WHAT IS BEING ASKED
Render the rows below as a Markdown table with a Row column holding the row number and a Text column holding the row itself, starting at the row that contains "seismic-trace <box>49 82 771 92</box>" and ending at the row that contains "dc-offset-label: -166 <box>825 233". Leave out blank lines.

PROVIDED MATERIAL
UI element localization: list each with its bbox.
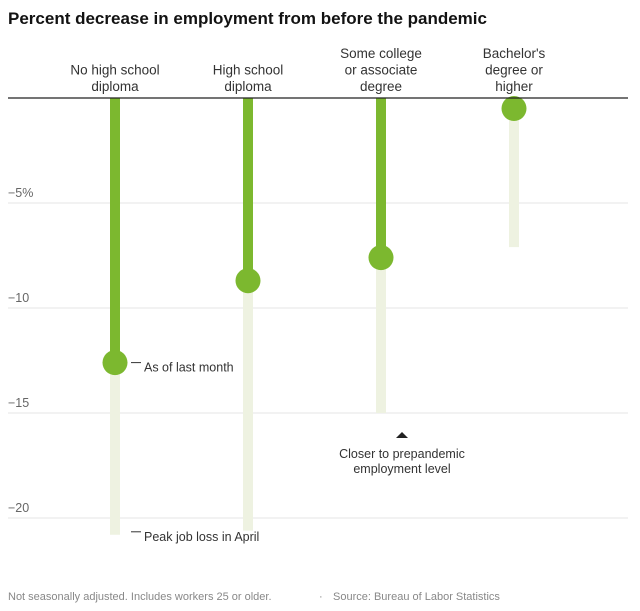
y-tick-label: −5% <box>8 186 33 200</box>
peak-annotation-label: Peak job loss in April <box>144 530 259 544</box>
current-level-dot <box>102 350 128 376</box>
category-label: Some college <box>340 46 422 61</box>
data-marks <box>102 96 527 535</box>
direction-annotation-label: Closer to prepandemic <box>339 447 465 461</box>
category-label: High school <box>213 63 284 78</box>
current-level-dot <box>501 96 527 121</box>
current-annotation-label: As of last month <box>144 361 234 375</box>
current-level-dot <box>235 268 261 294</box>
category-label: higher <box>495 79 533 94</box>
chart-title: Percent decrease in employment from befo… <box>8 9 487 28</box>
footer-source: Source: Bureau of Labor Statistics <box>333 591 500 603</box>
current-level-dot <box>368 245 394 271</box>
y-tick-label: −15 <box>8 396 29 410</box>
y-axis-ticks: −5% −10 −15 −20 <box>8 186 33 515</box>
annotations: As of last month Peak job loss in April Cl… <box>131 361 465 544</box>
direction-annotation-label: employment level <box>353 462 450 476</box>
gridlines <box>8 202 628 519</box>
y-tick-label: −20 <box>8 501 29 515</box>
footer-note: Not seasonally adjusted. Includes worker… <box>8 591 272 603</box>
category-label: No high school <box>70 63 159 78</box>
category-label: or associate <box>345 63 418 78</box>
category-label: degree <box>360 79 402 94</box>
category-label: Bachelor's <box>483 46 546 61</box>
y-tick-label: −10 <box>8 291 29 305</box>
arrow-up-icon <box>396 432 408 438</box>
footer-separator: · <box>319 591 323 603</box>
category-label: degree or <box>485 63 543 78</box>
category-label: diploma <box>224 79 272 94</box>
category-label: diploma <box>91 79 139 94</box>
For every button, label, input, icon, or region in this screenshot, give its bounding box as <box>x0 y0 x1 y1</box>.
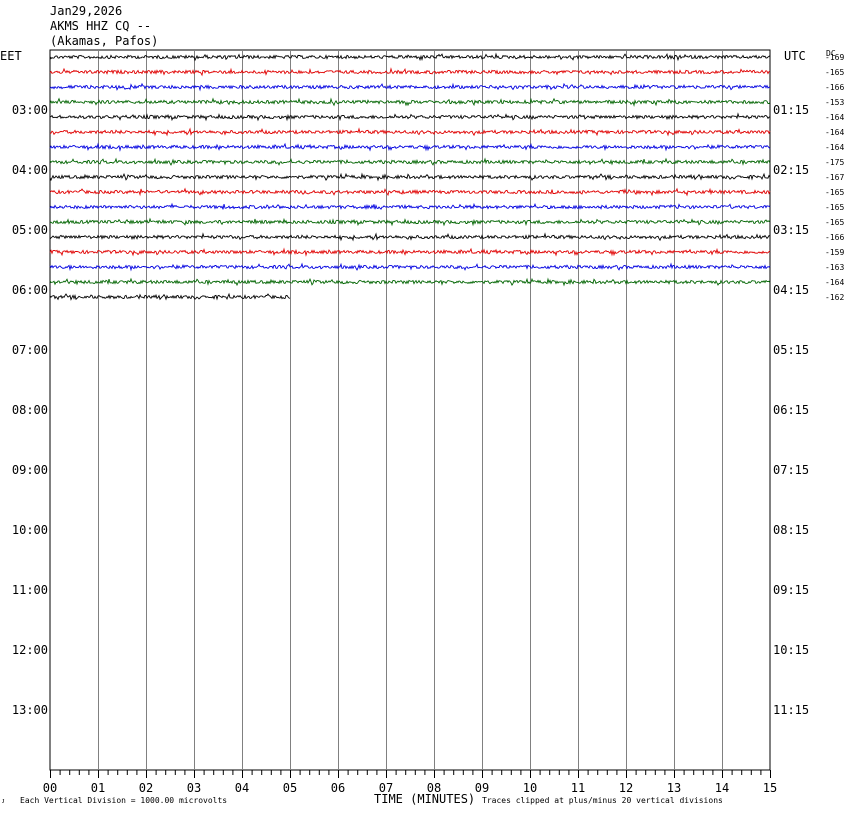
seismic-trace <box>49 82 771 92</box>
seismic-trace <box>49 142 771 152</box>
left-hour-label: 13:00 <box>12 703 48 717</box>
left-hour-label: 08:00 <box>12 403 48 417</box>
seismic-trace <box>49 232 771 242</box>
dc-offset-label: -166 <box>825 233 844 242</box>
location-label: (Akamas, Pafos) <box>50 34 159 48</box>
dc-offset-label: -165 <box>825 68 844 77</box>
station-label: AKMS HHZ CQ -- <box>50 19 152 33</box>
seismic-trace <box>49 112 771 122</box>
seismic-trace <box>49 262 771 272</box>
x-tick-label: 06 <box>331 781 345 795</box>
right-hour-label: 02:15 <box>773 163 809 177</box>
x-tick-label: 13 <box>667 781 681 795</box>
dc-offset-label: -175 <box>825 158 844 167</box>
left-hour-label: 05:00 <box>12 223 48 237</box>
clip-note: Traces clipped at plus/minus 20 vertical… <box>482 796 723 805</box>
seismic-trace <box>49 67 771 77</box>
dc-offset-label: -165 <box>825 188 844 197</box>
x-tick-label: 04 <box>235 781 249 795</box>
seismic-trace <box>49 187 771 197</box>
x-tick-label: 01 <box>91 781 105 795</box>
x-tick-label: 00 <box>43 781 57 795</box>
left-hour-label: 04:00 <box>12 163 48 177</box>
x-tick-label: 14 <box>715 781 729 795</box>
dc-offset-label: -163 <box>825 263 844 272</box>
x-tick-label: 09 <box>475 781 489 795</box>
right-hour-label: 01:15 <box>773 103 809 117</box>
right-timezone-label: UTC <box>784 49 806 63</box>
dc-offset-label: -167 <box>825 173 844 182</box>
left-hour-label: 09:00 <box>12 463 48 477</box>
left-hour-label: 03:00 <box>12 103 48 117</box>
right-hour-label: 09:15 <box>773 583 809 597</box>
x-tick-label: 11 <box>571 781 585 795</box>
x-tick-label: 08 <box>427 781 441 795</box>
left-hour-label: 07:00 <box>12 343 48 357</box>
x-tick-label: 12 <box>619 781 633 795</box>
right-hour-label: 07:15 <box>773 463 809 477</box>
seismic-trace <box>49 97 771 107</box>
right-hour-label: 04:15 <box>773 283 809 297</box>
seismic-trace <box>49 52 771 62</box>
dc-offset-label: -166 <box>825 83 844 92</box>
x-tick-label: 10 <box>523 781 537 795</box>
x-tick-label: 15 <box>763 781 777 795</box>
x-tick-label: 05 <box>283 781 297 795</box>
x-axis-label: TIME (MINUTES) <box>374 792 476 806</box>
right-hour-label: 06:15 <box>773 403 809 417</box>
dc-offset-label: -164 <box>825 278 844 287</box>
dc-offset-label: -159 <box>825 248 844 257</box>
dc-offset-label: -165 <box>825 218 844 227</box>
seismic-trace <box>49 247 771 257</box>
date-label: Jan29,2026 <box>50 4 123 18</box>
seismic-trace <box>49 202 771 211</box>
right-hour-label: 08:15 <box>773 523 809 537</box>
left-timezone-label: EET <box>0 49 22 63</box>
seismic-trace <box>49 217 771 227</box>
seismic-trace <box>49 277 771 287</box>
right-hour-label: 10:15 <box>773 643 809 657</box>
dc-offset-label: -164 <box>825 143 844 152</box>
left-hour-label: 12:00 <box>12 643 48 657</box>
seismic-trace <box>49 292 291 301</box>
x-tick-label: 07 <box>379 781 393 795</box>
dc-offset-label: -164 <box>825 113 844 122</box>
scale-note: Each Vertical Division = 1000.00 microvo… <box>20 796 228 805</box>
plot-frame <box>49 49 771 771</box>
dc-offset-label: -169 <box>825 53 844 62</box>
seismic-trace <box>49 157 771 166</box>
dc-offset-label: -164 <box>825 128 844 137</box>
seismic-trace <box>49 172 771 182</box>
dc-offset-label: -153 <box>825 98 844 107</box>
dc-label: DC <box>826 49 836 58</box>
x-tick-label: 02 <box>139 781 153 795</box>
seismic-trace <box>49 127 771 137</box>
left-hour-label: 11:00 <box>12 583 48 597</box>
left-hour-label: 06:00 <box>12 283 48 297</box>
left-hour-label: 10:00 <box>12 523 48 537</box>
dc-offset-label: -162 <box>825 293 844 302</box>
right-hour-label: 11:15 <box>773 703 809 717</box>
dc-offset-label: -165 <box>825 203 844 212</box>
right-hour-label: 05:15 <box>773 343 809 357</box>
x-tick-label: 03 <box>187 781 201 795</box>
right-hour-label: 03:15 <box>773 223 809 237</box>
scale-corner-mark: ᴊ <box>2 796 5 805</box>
--
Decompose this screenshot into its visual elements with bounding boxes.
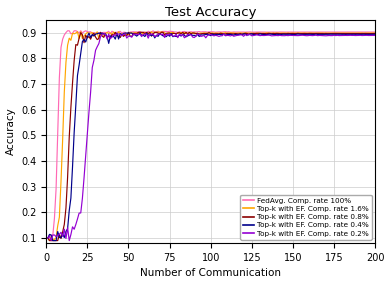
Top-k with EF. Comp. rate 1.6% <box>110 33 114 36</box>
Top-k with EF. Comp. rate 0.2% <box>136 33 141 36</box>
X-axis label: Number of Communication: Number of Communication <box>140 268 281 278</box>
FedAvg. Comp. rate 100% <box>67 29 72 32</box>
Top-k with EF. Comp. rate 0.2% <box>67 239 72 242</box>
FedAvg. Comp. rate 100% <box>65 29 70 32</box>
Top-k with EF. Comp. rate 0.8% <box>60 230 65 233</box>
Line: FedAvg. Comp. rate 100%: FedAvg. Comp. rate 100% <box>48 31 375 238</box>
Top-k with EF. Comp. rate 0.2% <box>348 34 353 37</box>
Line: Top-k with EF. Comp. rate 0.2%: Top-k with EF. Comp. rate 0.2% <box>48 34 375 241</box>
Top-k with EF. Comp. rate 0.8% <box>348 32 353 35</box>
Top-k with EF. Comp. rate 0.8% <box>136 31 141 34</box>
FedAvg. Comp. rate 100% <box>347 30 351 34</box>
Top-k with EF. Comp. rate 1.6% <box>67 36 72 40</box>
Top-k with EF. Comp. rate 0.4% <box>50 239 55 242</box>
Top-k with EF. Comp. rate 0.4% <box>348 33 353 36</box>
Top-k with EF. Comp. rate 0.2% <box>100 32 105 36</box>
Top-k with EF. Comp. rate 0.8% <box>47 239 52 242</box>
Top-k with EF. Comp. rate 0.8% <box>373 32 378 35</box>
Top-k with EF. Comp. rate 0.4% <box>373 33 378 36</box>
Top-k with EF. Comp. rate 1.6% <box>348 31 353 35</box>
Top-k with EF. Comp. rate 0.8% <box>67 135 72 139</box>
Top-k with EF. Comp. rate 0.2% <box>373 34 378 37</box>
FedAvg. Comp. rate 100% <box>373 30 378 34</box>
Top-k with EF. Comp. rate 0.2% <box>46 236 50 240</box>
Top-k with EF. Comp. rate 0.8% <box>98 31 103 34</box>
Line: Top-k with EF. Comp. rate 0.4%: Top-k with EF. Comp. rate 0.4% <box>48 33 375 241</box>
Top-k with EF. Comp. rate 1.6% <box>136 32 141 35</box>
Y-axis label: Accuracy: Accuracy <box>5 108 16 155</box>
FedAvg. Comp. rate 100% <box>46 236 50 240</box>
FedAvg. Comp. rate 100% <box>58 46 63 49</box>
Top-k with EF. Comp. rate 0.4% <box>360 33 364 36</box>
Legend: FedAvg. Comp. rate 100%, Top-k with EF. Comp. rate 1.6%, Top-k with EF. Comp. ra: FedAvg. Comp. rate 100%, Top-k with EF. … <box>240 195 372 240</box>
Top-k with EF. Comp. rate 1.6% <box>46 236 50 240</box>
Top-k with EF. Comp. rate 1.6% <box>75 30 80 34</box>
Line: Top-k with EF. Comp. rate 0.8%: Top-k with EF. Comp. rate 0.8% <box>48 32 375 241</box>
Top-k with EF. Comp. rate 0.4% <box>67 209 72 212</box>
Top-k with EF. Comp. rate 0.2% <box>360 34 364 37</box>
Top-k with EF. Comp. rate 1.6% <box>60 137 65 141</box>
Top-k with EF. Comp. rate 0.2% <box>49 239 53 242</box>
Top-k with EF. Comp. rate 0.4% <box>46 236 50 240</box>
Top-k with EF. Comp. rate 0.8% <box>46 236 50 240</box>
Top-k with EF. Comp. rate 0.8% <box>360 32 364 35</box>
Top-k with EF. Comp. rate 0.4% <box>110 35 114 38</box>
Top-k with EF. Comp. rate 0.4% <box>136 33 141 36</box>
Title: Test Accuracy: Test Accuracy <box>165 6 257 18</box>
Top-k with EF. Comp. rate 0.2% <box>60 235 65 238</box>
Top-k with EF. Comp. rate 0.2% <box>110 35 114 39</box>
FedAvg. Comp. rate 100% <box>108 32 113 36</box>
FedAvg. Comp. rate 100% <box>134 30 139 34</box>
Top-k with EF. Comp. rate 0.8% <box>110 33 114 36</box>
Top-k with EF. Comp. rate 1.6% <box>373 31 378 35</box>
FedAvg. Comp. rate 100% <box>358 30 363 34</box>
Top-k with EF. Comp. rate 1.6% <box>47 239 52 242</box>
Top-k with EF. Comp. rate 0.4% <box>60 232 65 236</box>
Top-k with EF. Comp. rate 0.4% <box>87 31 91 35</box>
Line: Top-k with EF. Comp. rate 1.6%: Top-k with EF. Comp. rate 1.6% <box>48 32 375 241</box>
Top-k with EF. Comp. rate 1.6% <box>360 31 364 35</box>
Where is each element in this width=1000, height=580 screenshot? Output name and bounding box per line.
--
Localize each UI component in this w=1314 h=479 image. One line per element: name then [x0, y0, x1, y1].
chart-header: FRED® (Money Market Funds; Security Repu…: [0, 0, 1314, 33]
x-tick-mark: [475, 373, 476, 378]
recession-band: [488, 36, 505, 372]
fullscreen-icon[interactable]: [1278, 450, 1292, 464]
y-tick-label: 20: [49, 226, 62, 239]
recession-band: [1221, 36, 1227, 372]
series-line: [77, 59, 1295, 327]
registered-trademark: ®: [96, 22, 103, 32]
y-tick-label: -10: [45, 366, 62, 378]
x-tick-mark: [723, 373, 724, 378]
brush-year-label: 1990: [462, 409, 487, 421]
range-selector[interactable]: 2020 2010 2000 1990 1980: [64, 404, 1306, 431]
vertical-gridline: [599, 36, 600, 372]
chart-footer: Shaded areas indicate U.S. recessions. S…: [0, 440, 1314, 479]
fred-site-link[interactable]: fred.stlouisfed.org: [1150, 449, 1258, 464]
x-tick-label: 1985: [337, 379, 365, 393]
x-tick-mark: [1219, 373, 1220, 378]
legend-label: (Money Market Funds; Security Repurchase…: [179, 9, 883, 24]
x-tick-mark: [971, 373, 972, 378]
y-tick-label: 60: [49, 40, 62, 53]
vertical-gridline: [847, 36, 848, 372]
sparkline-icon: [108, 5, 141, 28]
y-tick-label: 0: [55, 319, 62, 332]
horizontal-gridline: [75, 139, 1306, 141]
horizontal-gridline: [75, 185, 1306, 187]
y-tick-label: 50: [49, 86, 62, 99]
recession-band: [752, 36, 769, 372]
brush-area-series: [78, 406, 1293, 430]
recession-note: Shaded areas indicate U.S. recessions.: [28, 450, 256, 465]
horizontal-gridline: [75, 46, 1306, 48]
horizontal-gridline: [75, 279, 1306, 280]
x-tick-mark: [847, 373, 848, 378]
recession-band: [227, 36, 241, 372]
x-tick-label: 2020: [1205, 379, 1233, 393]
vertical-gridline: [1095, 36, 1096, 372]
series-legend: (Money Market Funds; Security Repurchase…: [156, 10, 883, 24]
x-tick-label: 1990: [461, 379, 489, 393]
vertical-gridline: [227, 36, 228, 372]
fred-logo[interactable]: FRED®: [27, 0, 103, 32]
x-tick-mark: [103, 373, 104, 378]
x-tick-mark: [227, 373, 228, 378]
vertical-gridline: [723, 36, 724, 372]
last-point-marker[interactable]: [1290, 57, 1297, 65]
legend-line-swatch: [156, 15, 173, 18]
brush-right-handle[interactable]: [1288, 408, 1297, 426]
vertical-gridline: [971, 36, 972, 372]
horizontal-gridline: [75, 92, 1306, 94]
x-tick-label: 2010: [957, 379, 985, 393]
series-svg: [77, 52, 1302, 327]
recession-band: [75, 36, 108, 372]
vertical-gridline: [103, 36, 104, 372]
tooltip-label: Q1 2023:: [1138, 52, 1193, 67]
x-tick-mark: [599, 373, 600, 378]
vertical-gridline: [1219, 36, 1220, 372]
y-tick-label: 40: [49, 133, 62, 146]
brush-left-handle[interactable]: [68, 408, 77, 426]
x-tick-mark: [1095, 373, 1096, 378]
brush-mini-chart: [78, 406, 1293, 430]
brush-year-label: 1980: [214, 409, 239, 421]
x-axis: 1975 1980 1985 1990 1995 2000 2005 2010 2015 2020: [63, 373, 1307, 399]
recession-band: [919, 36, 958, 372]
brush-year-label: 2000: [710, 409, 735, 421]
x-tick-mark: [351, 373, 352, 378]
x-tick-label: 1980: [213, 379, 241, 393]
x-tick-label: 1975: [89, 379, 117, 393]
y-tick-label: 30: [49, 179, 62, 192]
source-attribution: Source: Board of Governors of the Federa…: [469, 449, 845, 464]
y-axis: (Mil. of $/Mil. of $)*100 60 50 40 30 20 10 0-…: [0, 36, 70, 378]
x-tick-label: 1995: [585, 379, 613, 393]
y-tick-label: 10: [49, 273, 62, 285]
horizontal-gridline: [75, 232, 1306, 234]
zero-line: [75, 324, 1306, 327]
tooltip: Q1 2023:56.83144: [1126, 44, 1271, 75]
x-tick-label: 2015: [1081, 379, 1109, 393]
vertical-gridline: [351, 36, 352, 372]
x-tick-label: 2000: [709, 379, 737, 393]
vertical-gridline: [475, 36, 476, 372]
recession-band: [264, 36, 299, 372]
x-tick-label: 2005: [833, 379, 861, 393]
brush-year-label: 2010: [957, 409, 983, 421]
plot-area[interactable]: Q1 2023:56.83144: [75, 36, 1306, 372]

TASK RESULT
| Row | Text |
|---|---|
| 1 | seismic-trace <box>49 82 771 92</box> |
| 2 | seismic-trace <box>49 142 771 152</box> |
| 3 | left-hour-label: 13:00 <box>12 703 48 717</box> |
| 4 | left-hour-label: 08:00 <box>12 403 48 417</box> |
| 5 | seismic-trace <box>49 232 771 242</box> |
| 6 | dc-offset-label: -166 <box>825 233 844 242</box> |